# REQUIRED TASK:
Filter the data for lines with the word "trendline", then copy every line so identified.

# MATERIAL FOR THIS EXERCISE:
▶
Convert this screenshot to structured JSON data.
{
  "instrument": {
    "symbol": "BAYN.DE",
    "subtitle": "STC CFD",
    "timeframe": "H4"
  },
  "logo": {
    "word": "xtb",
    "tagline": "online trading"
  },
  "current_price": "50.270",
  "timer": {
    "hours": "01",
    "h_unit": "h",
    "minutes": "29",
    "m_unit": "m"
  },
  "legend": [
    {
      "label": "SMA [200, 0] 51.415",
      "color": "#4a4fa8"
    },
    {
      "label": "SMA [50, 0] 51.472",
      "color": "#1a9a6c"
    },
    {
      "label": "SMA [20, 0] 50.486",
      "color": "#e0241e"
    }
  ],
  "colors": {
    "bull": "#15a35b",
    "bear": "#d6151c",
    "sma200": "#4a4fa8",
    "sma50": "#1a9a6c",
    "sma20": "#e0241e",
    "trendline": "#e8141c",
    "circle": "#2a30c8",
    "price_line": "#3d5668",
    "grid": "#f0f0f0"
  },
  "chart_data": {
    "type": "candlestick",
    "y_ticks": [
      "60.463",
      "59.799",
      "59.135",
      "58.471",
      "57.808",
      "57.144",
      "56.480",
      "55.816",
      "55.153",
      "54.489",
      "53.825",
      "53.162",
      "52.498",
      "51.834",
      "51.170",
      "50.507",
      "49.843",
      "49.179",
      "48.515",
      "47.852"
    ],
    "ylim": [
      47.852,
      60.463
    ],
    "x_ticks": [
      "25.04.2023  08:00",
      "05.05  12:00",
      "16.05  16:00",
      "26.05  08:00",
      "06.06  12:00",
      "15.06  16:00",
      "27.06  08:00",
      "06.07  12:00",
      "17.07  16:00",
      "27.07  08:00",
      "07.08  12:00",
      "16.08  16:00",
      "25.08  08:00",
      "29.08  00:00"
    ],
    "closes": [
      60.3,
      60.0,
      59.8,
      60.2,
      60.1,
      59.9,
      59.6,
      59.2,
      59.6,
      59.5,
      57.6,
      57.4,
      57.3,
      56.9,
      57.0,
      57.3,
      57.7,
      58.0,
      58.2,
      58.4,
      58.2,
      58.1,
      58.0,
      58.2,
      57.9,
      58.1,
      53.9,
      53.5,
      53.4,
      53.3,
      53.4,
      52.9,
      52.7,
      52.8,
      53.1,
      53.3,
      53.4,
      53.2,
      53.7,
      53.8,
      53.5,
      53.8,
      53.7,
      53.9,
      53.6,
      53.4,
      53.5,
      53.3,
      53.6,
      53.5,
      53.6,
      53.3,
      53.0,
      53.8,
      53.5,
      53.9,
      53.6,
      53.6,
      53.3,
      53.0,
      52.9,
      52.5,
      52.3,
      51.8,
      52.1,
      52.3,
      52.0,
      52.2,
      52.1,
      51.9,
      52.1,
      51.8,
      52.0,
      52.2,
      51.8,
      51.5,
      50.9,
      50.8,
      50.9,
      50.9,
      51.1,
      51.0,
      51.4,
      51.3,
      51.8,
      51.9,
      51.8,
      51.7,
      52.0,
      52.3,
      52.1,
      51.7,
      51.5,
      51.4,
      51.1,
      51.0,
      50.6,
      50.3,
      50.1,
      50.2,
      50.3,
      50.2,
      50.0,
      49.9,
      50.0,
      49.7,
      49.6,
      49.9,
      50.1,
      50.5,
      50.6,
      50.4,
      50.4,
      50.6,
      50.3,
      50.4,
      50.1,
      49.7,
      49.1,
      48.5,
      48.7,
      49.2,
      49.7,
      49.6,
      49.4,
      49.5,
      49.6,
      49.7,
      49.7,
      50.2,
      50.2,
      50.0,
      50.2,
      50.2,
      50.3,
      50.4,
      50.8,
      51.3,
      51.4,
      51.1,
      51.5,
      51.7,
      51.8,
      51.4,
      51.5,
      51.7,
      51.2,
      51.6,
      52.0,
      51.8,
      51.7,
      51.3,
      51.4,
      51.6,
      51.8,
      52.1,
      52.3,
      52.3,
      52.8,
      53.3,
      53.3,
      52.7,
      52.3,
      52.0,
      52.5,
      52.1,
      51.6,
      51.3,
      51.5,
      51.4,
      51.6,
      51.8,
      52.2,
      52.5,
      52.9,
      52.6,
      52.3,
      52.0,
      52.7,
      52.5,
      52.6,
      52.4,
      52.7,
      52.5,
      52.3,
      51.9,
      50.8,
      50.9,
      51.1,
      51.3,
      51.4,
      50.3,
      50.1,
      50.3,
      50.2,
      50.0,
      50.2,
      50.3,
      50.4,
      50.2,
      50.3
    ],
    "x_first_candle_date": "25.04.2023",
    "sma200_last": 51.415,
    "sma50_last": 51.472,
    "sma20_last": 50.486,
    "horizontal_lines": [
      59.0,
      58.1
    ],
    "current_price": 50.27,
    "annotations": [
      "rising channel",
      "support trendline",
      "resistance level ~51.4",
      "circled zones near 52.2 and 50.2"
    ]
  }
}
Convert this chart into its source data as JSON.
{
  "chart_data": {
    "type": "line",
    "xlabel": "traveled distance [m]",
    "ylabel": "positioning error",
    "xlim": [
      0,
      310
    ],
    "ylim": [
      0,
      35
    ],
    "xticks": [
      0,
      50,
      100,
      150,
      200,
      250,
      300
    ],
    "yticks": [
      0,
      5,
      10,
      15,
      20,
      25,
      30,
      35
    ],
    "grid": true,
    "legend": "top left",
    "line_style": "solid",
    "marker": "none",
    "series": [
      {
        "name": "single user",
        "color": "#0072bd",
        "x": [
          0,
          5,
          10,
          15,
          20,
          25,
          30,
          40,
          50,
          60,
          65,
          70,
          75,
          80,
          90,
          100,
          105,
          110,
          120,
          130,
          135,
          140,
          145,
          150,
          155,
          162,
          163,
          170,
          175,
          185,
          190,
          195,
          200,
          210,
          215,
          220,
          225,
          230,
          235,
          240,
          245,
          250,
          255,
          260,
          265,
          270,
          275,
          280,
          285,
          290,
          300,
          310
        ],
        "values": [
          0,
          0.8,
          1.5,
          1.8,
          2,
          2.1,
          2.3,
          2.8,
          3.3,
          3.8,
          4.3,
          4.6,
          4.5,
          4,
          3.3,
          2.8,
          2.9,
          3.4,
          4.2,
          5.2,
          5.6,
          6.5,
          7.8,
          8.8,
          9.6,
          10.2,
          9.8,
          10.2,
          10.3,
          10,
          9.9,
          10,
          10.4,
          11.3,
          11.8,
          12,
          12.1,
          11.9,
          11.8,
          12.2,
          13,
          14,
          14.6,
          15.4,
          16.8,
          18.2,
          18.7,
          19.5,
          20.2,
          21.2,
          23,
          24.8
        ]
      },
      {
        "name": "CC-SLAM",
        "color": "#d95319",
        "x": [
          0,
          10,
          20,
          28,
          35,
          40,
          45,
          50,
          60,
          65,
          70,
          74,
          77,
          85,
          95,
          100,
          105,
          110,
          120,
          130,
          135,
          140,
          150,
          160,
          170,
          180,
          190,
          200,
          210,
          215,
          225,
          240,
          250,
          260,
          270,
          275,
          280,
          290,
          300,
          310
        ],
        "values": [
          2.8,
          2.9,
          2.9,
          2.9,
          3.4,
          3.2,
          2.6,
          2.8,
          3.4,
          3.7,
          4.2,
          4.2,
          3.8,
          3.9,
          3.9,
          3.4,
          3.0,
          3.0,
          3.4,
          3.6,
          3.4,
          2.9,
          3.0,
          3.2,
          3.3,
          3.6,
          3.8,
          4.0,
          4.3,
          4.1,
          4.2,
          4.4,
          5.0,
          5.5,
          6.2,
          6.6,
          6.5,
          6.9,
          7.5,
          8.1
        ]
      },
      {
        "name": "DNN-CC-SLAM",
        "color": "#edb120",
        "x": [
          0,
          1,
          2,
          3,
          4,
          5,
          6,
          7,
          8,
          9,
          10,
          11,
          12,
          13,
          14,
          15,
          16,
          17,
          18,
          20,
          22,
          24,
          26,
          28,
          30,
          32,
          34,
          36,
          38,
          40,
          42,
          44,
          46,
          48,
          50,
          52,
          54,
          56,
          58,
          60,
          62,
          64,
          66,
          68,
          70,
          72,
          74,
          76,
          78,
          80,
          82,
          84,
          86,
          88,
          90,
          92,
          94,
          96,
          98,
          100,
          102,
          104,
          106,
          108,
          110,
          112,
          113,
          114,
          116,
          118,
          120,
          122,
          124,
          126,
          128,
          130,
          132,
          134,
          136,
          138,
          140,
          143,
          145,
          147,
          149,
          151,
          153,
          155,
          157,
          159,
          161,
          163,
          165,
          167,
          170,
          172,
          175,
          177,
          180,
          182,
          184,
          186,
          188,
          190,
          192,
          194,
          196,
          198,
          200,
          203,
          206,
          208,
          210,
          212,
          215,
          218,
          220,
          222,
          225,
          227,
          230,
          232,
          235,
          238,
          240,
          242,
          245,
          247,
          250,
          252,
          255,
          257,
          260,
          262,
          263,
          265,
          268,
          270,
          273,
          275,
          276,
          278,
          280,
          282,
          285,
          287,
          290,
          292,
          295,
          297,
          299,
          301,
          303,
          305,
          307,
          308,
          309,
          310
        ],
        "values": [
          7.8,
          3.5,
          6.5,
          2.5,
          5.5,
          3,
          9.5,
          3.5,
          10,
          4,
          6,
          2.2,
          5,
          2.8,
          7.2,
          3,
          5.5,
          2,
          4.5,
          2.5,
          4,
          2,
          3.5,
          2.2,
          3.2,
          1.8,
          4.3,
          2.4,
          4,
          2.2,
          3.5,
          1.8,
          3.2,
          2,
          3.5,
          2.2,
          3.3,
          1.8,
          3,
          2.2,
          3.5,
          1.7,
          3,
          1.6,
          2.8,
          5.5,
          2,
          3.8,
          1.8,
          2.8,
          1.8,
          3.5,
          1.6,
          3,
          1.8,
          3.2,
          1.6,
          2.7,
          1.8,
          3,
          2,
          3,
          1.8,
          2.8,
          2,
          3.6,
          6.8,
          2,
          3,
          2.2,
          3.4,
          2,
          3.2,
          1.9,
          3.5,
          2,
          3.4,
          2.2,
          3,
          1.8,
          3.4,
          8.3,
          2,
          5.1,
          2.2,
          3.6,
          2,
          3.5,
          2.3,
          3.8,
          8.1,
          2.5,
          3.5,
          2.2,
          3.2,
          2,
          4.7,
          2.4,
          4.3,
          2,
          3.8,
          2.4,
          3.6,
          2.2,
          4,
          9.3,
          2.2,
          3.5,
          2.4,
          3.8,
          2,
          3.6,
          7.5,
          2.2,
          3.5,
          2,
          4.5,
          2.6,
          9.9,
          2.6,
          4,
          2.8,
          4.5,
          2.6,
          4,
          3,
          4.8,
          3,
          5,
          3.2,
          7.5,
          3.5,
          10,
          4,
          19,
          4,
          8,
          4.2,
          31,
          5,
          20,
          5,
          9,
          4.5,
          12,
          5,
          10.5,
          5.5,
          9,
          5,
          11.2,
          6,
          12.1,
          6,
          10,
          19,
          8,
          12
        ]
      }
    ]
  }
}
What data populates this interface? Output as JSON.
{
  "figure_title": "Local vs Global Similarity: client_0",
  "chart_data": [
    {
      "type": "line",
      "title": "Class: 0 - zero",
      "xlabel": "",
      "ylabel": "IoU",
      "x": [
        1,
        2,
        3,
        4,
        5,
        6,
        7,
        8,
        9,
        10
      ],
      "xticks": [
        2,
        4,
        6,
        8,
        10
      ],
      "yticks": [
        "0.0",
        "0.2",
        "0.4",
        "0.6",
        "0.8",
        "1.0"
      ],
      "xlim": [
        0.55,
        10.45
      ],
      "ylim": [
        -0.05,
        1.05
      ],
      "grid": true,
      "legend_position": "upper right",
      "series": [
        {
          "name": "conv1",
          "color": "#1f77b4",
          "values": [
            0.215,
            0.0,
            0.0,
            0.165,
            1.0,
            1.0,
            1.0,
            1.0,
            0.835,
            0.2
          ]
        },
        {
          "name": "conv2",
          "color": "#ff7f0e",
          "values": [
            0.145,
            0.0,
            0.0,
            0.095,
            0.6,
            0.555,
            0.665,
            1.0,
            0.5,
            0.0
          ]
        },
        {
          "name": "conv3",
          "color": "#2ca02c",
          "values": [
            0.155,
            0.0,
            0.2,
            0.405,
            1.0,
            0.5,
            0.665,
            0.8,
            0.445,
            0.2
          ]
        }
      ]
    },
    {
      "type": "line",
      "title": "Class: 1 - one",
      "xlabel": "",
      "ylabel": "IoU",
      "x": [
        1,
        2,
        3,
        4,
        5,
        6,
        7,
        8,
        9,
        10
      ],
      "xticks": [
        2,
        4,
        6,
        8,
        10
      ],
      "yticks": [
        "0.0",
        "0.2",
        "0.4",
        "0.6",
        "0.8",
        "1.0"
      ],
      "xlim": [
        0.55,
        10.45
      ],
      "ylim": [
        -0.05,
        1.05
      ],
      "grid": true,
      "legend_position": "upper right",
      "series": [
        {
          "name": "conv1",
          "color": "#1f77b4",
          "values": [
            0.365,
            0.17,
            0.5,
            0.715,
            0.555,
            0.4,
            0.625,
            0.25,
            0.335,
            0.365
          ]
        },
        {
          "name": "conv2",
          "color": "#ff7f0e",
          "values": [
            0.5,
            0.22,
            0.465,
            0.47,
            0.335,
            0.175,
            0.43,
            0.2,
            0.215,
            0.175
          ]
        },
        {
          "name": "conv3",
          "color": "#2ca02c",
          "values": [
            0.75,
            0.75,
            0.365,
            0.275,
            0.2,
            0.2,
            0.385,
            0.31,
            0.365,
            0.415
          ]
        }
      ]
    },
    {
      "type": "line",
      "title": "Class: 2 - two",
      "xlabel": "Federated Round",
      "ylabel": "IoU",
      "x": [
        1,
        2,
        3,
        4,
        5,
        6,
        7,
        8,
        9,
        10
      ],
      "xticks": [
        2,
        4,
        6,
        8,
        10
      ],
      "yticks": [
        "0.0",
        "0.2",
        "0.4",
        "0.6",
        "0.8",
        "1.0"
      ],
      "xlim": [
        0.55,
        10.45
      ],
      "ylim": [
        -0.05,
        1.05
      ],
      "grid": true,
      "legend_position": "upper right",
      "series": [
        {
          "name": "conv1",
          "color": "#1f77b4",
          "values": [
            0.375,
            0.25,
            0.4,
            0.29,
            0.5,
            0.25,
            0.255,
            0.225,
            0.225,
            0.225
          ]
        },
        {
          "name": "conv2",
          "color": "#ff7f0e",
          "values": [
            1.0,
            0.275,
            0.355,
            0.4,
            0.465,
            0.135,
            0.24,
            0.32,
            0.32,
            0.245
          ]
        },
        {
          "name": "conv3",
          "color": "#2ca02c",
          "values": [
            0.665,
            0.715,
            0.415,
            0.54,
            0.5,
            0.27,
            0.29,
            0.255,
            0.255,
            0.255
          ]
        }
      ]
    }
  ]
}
◀
# ANSWER TO THE PROBLEM:
    "trendline": "#e8141c",
      "support trendline",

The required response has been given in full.